What you are asked to do → Count the lines of the records that contain the string "logo", treating case as significant. Give only the number.

Provided data →
◆ ◆ ◆
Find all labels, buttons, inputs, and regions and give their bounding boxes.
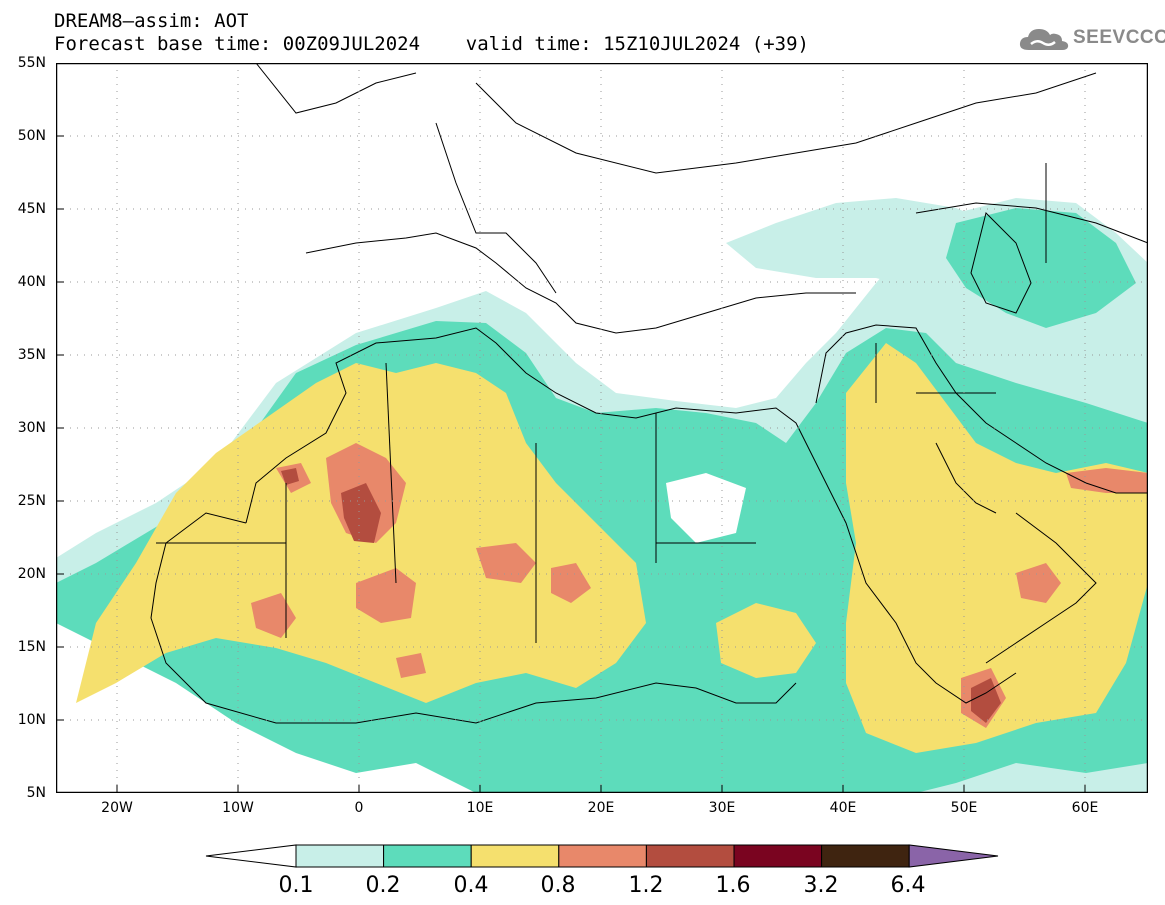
- logo-text: SEEVCCC: [1073, 27, 1165, 48]
- aot-contour-0.2-caspian: [946, 208, 1136, 328]
- colorbar-swatch: [733, 844, 823, 868]
- colorbar-swatch: [295, 844, 385, 868]
- aot-contour-0.4-horn: [716, 603, 816, 678]
- clean-air-patch: [666, 473, 746, 543]
- seevccc-logo: SEEVCCC: [1017, 24, 1165, 56]
- lon-label: 20E: [587, 800, 615, 816]
- lon-label: 30E: [708, 800, 736, 816]
- coastlines: [150, 63, 1148, 724]
- lat-label: 35N: [17, 347, 46, 363]
- lat-label: 40N: [17, 274, 46, 290]
- colorbar-swatches: [205, 844, 999, 868]
- lon-label: 10E: [466, 800, 494, 816]
- lat-label: 10N: [17, 712, 46, 728]
- lat-label: 50N: [17, 128, 46, 144]
- colorbar-swatch: [821, 844, 910, 868]
- lon-label: 10W: [222, 800, 254, 816]
- lat-label: 45N: [17, 201, 46, 217]
- lon-label: 60E: [1071, 800, 1099, 816]
- colorbar-arrow-low: [205, 844, 297, 868]
- lat-label: 55N: [17, 55, 46, 71]
- lat-label: 30N: [17, 420, 46, 436]
- colorbar-label: 0.8: [540, 873, 576, 898]
- lon-label: 20W: [101, 800, 133, 816]
- aot-map: [56, 63, 1148, 793]
- colorbar-swatch: [645, 844, 735, 868]
- colorbar-swatch: [470, 844, 560, 868]
- map-title: DREAM8–assim: AOT: [54, 10, 249, 32]
- lat-label: 25N: [17, 493, 46, 509]
- colorbar-label: 3.2: [803, 873, 839, 898]
- graticule: [56, 63, 1148, 793]
- colorbar-label: 0.4: [453, 873, 489, 898]
- colorbar-label: 0.1: [278, 873, 314, 898]
- colorbar-arrow-high: [908, 844, 999, 868]
- axis-ticks: [56, 135, 1086, 793]
- aot-contour-1.2: [281, 468, 1001, 723]
- colorbar-label: 0.2: [365, 873, 401, 898]
- forecast-time-line: Forecast base time: 00Z09JUL2024 valid t…: [54, 33, 809, 55]
- colorbar-swatch: [383, 844, 472, 868]
- colorbar-swatch: [558, 844, 647, 868]
- colorbar-label: 1.2: [628, 873, 664, 898]
- lon-label: 40E: [829, 800, 857, 816]
- lon-label: 0: [354, 800, 364, 816]
- aot-contour-0.4-arabia: [846, 343, 1148, 753]
- aot-colorbar: [205, 844, 999, 868]
- lat-label: 20N: [17, 566, 46, 582]
- cloud-icon: [1019, 29, 1069, 50]
- lon-label: 50E: [950, 800, 978, 816]
- lat-label: 15N: [17, 639, 46, 655]
- clean-air-patch: [56, 623, 476, 793]
- colorbar-label: 1.6: [715, 873, 751, 898]
- colorbar-label: 6.4: [890, 873, 926, 898]
- lat-label: 5N: [26, 785, 46, 801]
◆ ◆ ◆
Final result → 2